▶ Given entries
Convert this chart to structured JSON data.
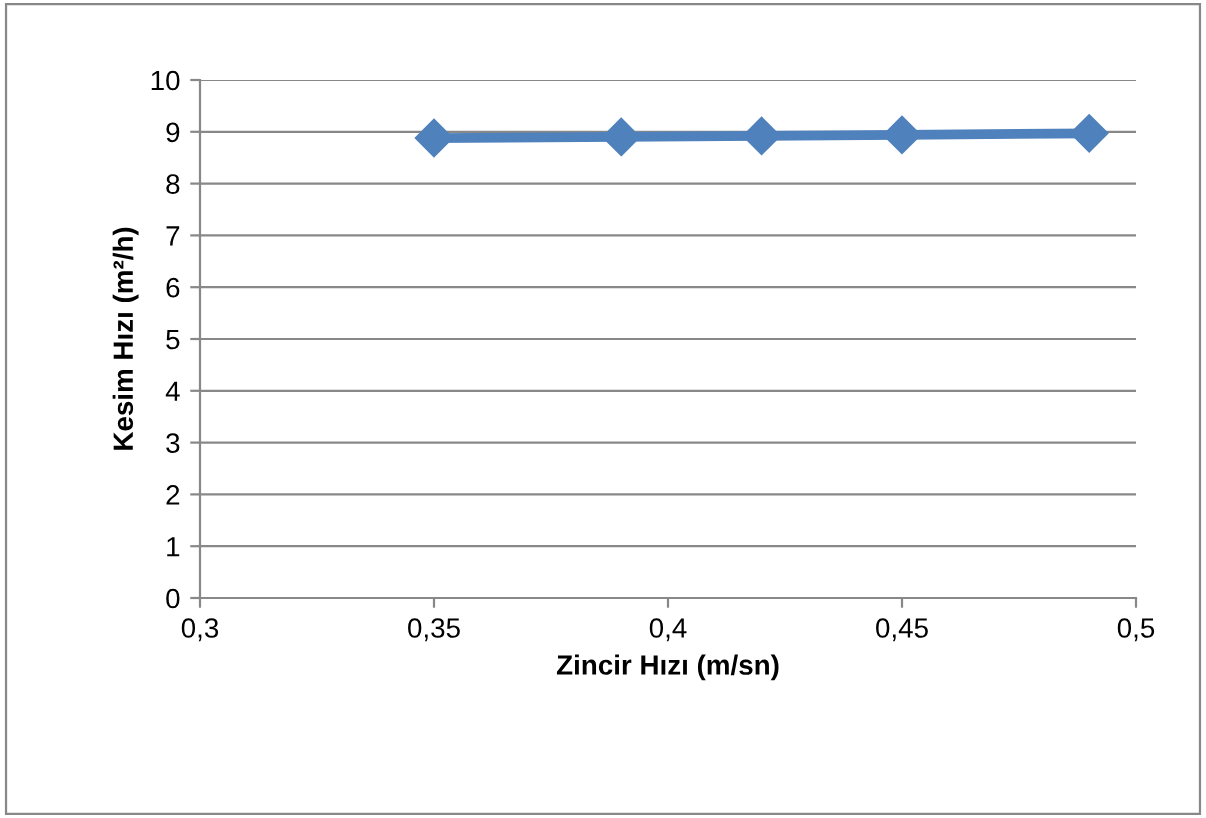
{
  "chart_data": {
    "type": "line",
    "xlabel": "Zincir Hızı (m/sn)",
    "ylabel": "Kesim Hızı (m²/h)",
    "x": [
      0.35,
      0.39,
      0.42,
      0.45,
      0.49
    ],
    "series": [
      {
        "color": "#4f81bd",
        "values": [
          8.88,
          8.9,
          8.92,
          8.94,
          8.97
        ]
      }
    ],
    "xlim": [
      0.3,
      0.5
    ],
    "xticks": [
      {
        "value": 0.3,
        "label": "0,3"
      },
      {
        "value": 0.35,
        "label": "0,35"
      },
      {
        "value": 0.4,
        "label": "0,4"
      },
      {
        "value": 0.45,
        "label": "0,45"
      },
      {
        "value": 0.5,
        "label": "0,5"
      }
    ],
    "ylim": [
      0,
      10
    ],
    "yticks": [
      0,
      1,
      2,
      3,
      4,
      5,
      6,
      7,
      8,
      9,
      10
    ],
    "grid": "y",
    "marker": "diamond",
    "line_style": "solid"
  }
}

▶ Task requirements
How many lines in the records above contain the word "Hızı"? Reply with the number and nothing more.

▶ Exercise answer
2